* Begin Listed entries *

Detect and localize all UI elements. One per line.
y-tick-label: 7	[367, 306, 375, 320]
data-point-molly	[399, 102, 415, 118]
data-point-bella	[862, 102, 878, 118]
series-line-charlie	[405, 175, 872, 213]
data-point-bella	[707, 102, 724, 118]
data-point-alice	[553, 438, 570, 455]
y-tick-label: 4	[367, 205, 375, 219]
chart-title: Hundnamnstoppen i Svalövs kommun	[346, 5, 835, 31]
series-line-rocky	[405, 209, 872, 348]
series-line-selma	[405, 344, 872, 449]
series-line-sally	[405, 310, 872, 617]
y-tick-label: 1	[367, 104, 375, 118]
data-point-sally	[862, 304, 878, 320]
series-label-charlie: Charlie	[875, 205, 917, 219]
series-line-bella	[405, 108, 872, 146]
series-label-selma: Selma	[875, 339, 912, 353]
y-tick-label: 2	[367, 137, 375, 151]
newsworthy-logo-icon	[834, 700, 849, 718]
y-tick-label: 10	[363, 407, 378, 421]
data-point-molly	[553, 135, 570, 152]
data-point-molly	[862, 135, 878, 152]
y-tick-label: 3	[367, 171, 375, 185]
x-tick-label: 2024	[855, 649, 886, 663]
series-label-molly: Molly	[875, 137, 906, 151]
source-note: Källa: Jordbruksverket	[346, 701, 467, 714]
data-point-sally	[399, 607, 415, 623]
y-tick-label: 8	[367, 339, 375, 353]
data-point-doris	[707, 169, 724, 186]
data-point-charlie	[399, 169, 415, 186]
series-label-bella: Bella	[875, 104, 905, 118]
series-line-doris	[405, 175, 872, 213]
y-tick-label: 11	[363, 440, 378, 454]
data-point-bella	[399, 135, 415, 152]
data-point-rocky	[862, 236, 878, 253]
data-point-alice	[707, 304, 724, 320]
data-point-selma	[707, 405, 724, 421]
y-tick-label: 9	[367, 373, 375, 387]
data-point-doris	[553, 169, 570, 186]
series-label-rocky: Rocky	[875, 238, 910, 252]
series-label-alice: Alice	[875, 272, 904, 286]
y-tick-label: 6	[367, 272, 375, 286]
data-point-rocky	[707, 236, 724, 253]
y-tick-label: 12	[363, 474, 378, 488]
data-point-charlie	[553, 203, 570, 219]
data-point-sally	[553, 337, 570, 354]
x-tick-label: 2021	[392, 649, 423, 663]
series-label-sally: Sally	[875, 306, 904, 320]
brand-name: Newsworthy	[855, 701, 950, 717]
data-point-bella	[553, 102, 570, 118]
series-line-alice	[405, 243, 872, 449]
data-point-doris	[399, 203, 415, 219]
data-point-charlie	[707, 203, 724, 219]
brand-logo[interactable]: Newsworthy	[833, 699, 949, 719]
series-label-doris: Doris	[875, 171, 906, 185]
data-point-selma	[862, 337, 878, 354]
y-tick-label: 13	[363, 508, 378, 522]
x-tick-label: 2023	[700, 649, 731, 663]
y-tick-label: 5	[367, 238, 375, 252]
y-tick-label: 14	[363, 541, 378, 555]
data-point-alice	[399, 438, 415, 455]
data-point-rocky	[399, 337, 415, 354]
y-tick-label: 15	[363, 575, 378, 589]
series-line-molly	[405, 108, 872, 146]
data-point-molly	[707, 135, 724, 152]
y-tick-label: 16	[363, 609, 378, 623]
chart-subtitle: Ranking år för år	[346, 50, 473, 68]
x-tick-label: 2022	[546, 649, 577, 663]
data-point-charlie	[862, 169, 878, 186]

* End Listed entries *

**Exercise details**
Copy every line of the records above word for word, without changing anything.

**Answer below**
Detect and localize all UI elements. One per line.
y-tick-label: 7	[367, 306, 375, 320]
data-point-molly	[399, 102, 415, 118]
data-point-bella	[862, 102, 878, 118]
series-line-charlie	[405, 175, 872, 213]
data-point-bella	[707, 102, 724, 118]
data-point-alice	[553, 438, 570, 455]
y-tick-label: 4	[367, 205, 375, 219]
chart-title: Hundnamnstoppen i Svalövs kommun	[346, 5, 835, 31]
series-line-rocky	[405, 209, 872, 348]
series-line-selma	[405, 344, 872, 449]
series-line-sally	[405, 310, 872, 617]
y-tick-label: 1	[367, 104, 375, 118]
data-point-sally	[862, 304, 878, 320]
series-label-charlie: Charlie	[875, 205, 917, 219]
series-line-bella	[405, 108, 872, 146]
series-label-selma: Selma	[875, 339, 912, 353]
y-tick-label: 2	[367, 137, 375, 151]
newsworthy-logo-icon	[834, 700, 849, 718]
y-tick-label: 10	[363, 407, 378, 421]
data-point-molly	[553, 135, 570, 152]
data-point-molly	[862, 135, 878, 152]
y-tick-label: 3	[367, 171, 375, 185]
x-tick-label: 2024	[855, 649, 886, 663]
series-label-molly: Molly	[875, 137, 906, 151]
source-note: Källa: Jordbruksverket	[346, 701, 467, 714]
data-point-sally	[399, 607, 415, 623]
y-tick-label: 8	[367, 339, 375, 353]
data-point-doris	[707, 169, 724, 186]
data-point-charlie	[399, 169, 415, 186]
series-label-bella: Bella	[875, 104, 905, 118]
series-line-doris	[405, 175, 872, 213]
y-tick-label: 11	[363, 440, 378, 454]
data-point-bella	[399, 135, 415, 152]
data-point-rocky	[862, 236, 878, 253]
data-point-alice	[707, 304, 724, 320]
data-point-selma	[707, 405, 724, 421]
y-tick-label: 9	[367, 373, 375, 387]
data-point-doris	[553, 169, 570, 186]
series-label-rocky: Rocky	[875, 238, 910, 252]
series-label-alice: Alice	[875, 272, 904, 286]
y-tick-label: 6	[367, 272, 375, 286]
data-point-rocky	[707, 236, 724, 253]
y-tick-label: 12	[363, 474, 378, 488]
data-point-charlie	[553, 203, 570, 219]
data-point-sally	[553, 337, 570, 354]
x-tick-label: 2021	[392, 649, 423, 663]
series-label-sally: Sally	[875, 306, 904, 320]
brand-name: Newsworthy	[855, 701, 950, 717]
data-point-bella	[553, 102, 570, 118]
series-line-alice	[405, 243, 872, 449]
data-point-doris	[399, 203, 415, 219]
data-point-charlie	[707, 203, 724, 219]
brand-logo[interactable]: Newsworthy	[833, 699, 949, 719]
series-label-doris: Doris	[875, 171, 906, 185]
data-point-selma	[862, 337, 878, 354]
y-tick-label: 13	[363, 508, 378, 522]
x-tick-label: 2023	[700, 649, 731, 663]
y-tick-label: 5	[367, 238, 375, 252]
y-tick-label: 14	[363, 541, 378, 555]
data-point-alice	[399, 438, 415, 455]
data-point-rocky	[399, 337, 415, 354]
y-tick-label: 15	[363, 575, 378, 589]
series-line-molly	[405, 108, 872, 146]
data-point-molly	[707, 135, 724, 152]
y-tick-label: 16	[363, 609, 378, 623]
chart-subtitle: Ranking år för år	[346, 50, 473, 68]
x-tick-label: 2022	[546, 649, 577, 663]
data-point-charlie	[862, 169, 878, 186]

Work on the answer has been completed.